TASK DIRECTIONS
Return the listing below exactly, with the pictures dropped.

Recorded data
-- START --

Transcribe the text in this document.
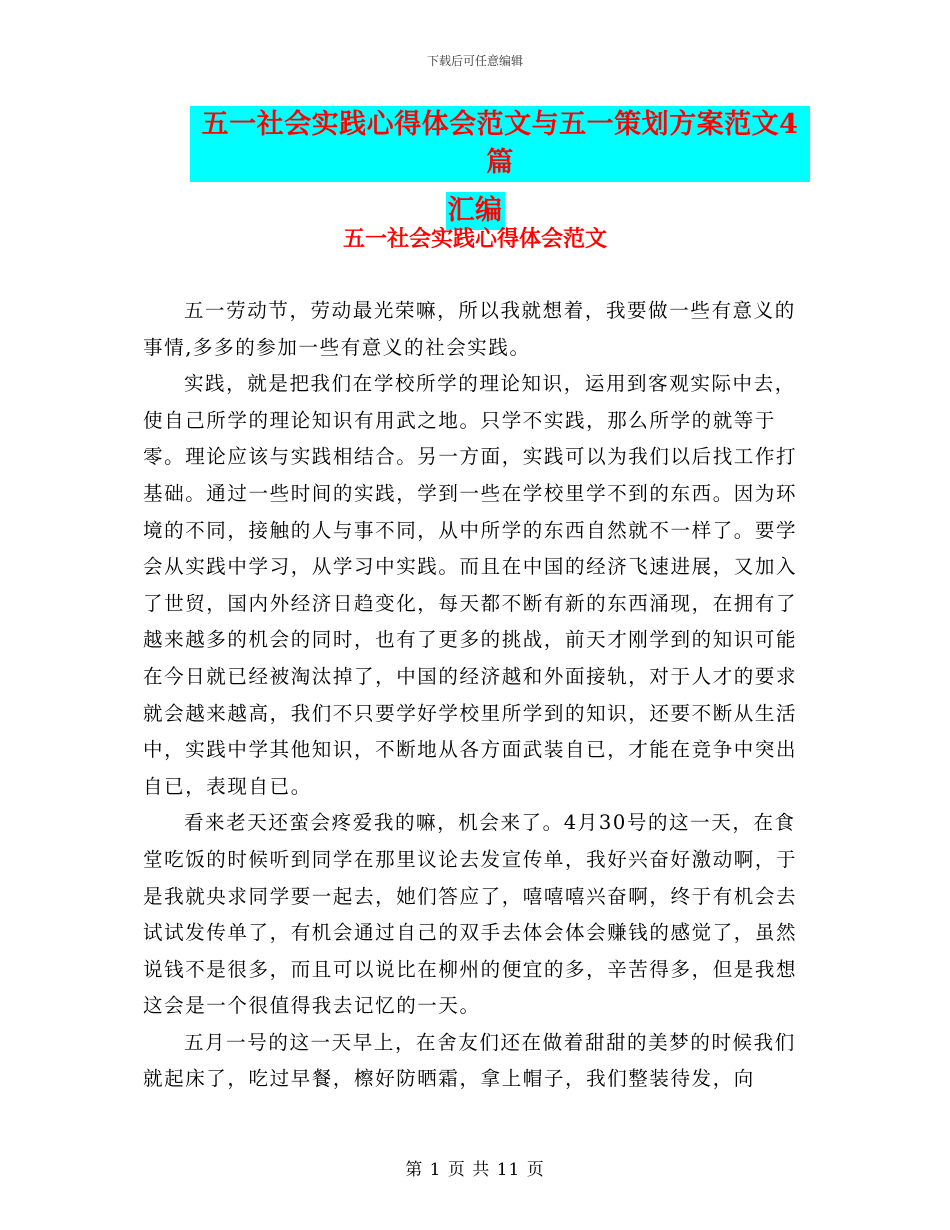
下载后可任意编辑
五一社会实践心得体会范文与五一策划方案范文4篇
汇编
五一社会实践心得体会范文

五一劳动节，劳动最光荣嘛，所以我就想着，我要做一些有意义的事情,多多的参加一些有意义的社会实践。

实践，就是把我们在学校所学的理论知识，运用到客观实际中去，使自己所学的理论知识有用武之地。只学不实践，那么所学的就等于零。理论应该与实践相结合。另一方面，实践可以为我们以后找工作打基础。通过一些时间的实践，学到一些在学校里学不到的东西。因为环境的不同，接触的人与事不同，从中所学的东西自然就不一样了。要学会从实践中学习，从学习中实践。而且在中国的经济飞速进展，又加入了世贸，国内外经济日趋变化，每天都不断有新的东西涌现，在拥有了越来越多的机会的同时，也有了更多的挑战，前天才刚学到的知识可能在今日就已经被淘汰掉了，中国的经济越和外面接轨，对于人才的要求就会越来越高，我们不只要学好学校里所学到的知识，还要不断从生活中，实践中学其他知识，不断地从各方面武装自已，才能在竞争中突出自已，表现自已。

看来老天还蛮会疼爱我的嘛，机会来了。4月30号的这一天，在食堂吃饭的时候听到同学在那里议论去发宣传单，我好兴奋好激动啊，于是我就央求同学要一起去，她们答应了，嘻嘻嘻兴奋啊，终于有机会去试试发传单了，有机会通过自己的双手去体会体会赚钱的感觉了，虽然说钱不是很多，而且可以说比在柳州的便宜的多，辛苦得多，但是我想这会是一个很值得我去记忆的一天。

五月一号的这一天早上，在舍友们还在做着甜甜的美梦的时候我们就起床了，吃过早餐，檫好防晒霜，拿上帽子，我们整装待发，向

第 1 页 共 11 页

-- END --

REPLY TO THE TASK
Transcribe the text in this document.
下载后可任意编辑
五一社会实践心得体会范文与五一策划方案范文4篇
汇编
五一社会实践心得体会范文

五一劳动节，劳动最光荣嘛，所以我就想着，我要做一些有意义的事情,多多的参加一些有意义的社会实践。

实践，就是把我们在学校所学的理论知识，运用到客观实际中去，使自己所学的理论知识有用武之地。只学不实践，那么所学的就等于零。理论应该与实践相结合。另一方面，实践可以为我们以后找工作打基础。通过一些时间的实践，学到一些在学校里学不到的东西。因为环境的不同，接触的人与事不同，从中所学的东西自然就不一样了。要学会从实践中学习，从学习中实践。而且在中国的经济飞速进展，又加入了世贸，国内外经济日趋变化，每天都不断有新的东西涌现，在拥有了越来越多的机会的同时，也有了更多的挑战，前天才刚学到的知识可能在今日就已经被淘汰掉了，中国的经济越和外面接轨，对于人才的要求就会越来越高，我们不只要学好学校里所学到的知识，还要不断从生活中，实践中学其他知识，不断地从各方面武装自已，才能在竞争中突出自已，表现自已。

看来老天还蛮会疼爱我的嘛，机会来了。4月30号的这一天，在食堂吃饭的时候听到同学在那里议论去发宣传单，我好兴奋好激动啊，于是我就央求同学要一起去，她们答应了，嘻嘻嘻兴奋啊，终于有机会去试试发传单了，有机会通过自己的双手去体会体会赚钱的感觉了，虽然说钱不是很多，而且可以说比在柳州的便宜的多，辛苦得多，但是我想这会是一个很值得我去记忆的一天。

五月一号的这一天早上，在舍友们还在做着甜甜的美梦的时候我们就起床了，吃过早餐，檫好防晒霜，拿上帽子，我们整装待发，向

第 1 页 共 11 页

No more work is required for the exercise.